» **COMPLETE THE FOLLOWING**
(1) Translate this sentence from the haddock biomass comparison into Spanish: "For this group a tight linear relationship exists, but it shows a much steeper relationship."
(2) Extend the haddock biomass comparison past its final line of code.

» **PAGE EXCERPT**
---------------

Look at Differeces Between BIOMASS and LW Biomass

For any given station across all the different survey seasons and and for both vessels you would expect there to be a very tight 1:1 relationship between the weights expected from haddock’s length weight relationship and the actual biomass weights of weighing all the fish together.

What seems really odd is that this is true across all groups, except for data collected on the Bigelow during Fall. For this group a tight linear relationship exists, but it shows a much steeper relationship.

# Checking one species at a time
station_summs <- haddock_lw %>% 
  group_by(id, est_year, season, svvessel, catchsex) %>% 
  summarise(lw_bio = sum(sum_weight_kg),
            lw_unadj = sum(sum_weight_unadj),
            biomass_col = sum(biom_per_lclass))

---------------

» **Labeled region entries**
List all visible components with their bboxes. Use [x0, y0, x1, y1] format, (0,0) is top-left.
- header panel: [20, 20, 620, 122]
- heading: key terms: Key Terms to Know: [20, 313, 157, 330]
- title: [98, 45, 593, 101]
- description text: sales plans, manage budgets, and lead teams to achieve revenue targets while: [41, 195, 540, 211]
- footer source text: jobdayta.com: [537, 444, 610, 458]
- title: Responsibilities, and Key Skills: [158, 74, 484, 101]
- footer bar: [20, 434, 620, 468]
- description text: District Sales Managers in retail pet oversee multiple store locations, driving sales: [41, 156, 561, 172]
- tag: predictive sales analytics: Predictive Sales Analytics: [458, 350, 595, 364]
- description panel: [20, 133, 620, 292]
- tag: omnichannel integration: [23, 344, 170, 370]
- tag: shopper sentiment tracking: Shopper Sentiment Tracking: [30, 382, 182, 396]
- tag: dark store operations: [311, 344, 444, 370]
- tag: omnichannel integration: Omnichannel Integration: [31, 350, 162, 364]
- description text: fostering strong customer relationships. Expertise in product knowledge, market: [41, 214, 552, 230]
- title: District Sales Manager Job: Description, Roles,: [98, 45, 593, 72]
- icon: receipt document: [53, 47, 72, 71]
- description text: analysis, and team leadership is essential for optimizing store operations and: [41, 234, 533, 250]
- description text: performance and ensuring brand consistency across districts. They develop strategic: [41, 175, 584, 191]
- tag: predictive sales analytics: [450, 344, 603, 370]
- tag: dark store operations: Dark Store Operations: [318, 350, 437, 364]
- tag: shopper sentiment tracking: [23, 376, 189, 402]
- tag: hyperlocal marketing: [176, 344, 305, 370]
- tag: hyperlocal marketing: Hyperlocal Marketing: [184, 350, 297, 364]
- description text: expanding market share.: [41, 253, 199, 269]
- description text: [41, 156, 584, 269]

---------------

» **RESULTS OF THE EXERCISE**
(1) Para este grupo existe una relación lineal estrecha, pero muestra una relación mucho más pronunciada.

(2)
Biomass & Adjusted Numlen

# Plot against numlen_adj
station_summs %>%   
  ggplot(aes(biomass_col, lw_bio, 
             color = svvessel)) +
  geom_point(show.legend = F) +
  facet_grid(season~svvessel) +
  geom_abline(slope = 1, intercept = 0, linetype = 2, color  = "darkblue") +
  scale_color_gmri() +
  labs(x = "Weight from survdat$BIOMASS", y = "Weight from LW relationship",
       caption = "Dashed line depicts 1:1 relationship",
       subtitle = "LW Biomass using numlen_adj")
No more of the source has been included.